● Exercise prompt
Filter this material down to the lines that hold "उपलब", copying each one.

● Rows

◆ ◆ ◆ ◆ ◆ ◆ ◆

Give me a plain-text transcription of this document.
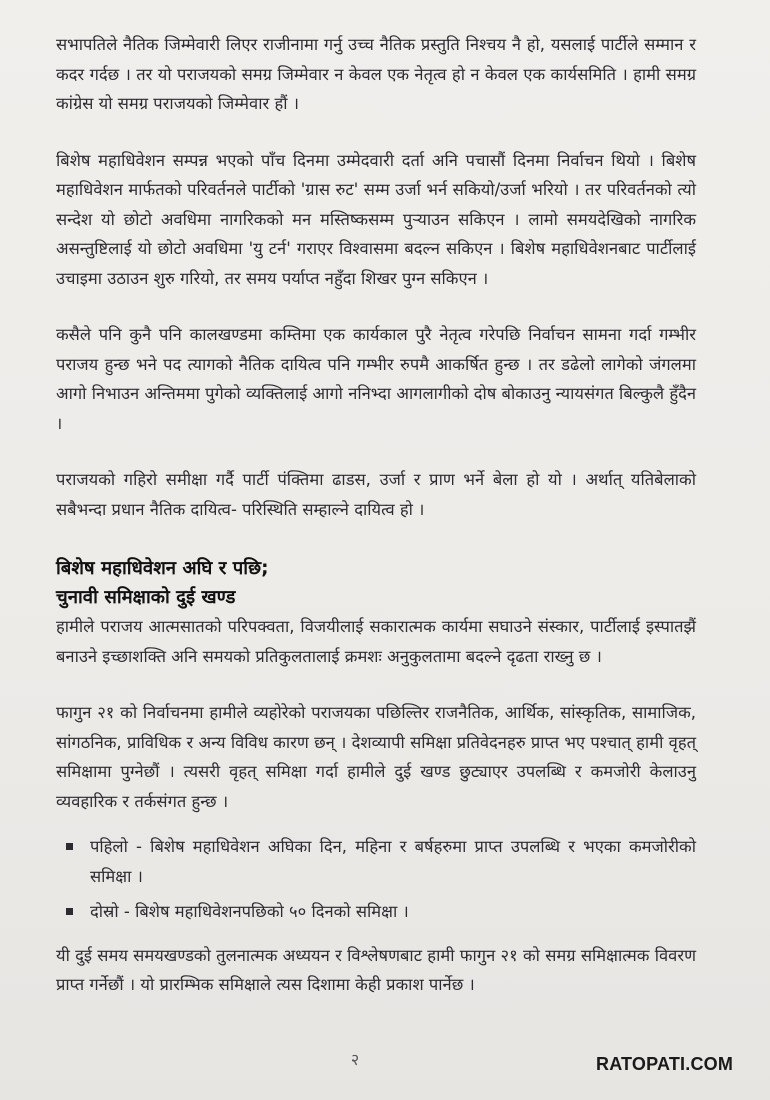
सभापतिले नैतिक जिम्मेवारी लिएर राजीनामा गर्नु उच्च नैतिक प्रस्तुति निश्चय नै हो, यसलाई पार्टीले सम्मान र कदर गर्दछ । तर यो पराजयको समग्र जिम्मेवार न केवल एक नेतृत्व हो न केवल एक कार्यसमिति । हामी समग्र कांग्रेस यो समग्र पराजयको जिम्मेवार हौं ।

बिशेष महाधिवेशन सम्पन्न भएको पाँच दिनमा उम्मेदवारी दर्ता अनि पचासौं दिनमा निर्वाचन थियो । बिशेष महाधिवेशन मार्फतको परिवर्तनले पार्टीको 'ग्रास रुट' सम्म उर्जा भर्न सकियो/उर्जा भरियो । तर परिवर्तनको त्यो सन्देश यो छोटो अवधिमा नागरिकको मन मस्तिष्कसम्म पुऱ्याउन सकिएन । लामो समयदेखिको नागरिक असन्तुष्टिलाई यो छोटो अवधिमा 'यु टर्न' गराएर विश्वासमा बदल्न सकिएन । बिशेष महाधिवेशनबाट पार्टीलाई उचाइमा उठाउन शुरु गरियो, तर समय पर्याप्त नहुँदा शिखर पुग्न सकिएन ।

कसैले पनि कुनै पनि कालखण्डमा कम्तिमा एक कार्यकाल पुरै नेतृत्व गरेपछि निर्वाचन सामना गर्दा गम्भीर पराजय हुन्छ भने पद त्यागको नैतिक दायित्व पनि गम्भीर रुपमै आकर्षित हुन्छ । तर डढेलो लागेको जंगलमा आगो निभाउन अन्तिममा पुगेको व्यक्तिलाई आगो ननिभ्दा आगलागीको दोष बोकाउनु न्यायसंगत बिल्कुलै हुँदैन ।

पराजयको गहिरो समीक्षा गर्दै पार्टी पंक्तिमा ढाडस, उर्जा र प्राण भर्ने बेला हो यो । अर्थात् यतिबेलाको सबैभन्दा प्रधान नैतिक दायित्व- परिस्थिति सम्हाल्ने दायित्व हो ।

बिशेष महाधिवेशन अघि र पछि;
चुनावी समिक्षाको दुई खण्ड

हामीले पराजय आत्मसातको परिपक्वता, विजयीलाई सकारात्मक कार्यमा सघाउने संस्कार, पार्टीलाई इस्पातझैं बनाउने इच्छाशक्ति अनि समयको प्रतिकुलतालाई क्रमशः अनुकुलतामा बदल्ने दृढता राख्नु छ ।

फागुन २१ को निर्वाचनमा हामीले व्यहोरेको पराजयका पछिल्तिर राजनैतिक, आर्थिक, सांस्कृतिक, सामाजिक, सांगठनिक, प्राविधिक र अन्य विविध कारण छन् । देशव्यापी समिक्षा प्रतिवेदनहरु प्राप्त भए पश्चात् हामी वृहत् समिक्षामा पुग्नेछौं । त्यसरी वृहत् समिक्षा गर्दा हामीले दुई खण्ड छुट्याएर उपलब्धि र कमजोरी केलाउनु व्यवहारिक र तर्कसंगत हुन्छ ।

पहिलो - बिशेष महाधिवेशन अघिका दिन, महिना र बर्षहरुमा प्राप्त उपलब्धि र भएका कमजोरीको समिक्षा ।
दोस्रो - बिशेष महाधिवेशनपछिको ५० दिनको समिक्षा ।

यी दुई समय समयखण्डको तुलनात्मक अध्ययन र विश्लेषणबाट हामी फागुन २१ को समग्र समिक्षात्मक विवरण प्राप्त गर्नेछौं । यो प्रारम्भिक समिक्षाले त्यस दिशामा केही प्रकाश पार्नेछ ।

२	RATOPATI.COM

◆ ◆ ◆ ◆ ◆ ◆ ◆

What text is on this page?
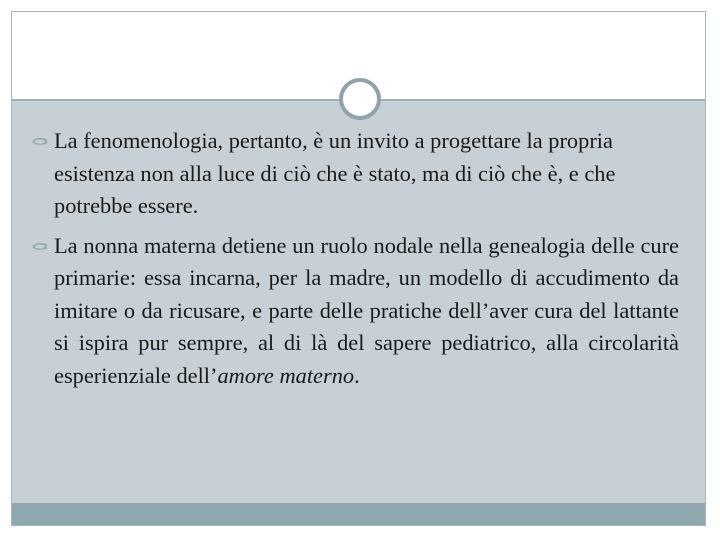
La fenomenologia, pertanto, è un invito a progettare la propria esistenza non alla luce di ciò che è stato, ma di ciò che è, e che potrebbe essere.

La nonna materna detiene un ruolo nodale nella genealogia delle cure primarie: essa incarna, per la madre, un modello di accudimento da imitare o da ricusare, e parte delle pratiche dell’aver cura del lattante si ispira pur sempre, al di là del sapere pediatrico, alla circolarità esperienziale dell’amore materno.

◆ ◆ ◆ ◆ ◆ ◆ ◆

● Task solution
फागुन २१ को निर्वाचनमा हामीले व्यहोरेको पराजयका पछिल्तिर राजनैतिक, आर्थिक, सांस्कृतिक, सामाजिक, सांगठनिक, प्राविधिक र अन्य विविध कारण छन् । देशव्यापी समिक्षा प्रतिवेदनहरु प्राप्त भए पश्चात् हामी वृहत् समिक्षामा पुग्नेछौं । त्यसरी वृहत् समिक्षा गर्दा हामीले दुई खण्ड छुट्याएर उपलब्धि र कमजोरी केलाउनु व्यवहारिक र तर्कसंगत हुन्छ ।
पहिलो - बिशेष महाधिवेशन अघिका दिन, महिना र बर्षहरुमा प्राप्त उपलब्धि र भएका कमजोरीको समिक्षा ।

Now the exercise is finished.